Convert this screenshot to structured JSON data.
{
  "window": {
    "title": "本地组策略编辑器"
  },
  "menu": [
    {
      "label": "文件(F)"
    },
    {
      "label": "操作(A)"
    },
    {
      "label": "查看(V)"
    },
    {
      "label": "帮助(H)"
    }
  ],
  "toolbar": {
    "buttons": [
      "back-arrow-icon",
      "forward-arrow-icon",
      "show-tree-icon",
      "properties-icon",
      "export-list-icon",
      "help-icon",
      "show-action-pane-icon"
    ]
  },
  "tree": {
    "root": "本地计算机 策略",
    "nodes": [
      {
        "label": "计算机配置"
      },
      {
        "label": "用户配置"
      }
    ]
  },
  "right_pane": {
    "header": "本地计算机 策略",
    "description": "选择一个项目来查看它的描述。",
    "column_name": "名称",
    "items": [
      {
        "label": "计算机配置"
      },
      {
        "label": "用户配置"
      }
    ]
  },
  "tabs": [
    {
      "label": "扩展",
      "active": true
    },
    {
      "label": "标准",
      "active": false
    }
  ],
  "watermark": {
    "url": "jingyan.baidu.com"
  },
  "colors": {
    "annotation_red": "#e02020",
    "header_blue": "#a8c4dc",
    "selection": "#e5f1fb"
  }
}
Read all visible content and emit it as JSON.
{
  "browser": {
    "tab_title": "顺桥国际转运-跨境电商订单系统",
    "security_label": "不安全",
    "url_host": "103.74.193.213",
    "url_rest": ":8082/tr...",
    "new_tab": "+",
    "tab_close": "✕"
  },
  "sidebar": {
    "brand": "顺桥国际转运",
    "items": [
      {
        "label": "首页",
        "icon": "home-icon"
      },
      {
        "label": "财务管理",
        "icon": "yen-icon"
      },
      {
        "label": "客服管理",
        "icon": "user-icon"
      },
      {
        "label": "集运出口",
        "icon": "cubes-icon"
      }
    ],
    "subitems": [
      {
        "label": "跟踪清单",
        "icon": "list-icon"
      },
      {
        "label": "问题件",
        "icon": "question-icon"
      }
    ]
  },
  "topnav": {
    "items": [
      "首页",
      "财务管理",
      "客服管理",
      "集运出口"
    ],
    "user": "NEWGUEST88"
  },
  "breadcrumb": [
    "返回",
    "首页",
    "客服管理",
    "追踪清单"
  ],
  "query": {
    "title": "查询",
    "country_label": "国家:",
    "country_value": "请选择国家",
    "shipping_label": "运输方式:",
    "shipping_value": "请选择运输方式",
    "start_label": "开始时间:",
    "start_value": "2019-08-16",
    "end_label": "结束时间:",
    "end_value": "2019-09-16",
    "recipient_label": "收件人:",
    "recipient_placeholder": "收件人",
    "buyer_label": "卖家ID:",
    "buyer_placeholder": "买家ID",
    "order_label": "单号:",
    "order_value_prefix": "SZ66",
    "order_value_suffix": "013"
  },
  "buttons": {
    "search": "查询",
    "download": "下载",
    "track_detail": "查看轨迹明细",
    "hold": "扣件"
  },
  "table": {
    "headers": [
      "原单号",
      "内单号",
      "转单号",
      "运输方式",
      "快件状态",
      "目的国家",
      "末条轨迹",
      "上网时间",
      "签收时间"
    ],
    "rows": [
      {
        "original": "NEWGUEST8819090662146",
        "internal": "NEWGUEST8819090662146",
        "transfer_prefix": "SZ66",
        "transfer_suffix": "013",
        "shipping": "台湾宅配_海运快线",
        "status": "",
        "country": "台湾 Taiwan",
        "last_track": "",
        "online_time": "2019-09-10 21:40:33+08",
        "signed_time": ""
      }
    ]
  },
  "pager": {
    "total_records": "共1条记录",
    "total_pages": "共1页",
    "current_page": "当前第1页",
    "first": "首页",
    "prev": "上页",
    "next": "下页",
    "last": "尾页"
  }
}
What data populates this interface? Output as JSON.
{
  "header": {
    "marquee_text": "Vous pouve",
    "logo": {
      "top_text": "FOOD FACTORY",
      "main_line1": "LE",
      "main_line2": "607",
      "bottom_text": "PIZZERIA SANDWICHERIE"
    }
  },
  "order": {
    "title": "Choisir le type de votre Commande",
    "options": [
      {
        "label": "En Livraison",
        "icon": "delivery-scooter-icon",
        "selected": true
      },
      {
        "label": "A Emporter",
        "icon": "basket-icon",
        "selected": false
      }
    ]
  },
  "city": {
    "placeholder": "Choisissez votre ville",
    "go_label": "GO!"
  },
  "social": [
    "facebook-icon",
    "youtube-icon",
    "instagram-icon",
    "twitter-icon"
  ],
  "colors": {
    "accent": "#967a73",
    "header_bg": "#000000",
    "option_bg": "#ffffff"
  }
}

+++

• Task: Return the lines above, from the one containing "What data populates" to the end, exactly as they stand.

• Reply:
What data populates this interface? Output as JSON.
{
  "header": {
    "marquee_text": "Vous pouve",
    "logo": {
      "top_text": "FOOD FACTORY",
      "main_line1": "LE",
      "main_line2": "607",
      "bottom_text": "PIZZERIA SANDWICHERIE"
    }
  },
  "order": {
    "title": "Choisir le type de votre Commande",
    "options": [
      {
        "label": "En Livraison",
        "icon": "delivery-scooter-icon",
        "selected": true
      },
      {
        "label": "A Emporter",
        "icon": "basket-icon",
        "selected": false
      }
    ]
  },
  "city": {
    "placeholder": "Choisissez votre ville",
    "go_label": "GO!"
  },
  "social": [
    "facebook-icon",
    "youtube-icon",
    "instagram-icon",
    "twitter-icon"
  ],
  "colors": {
    "accent": "#967a73",
    "header_bg": "#000000",
    "option_bg": "#ffffff"
  }
}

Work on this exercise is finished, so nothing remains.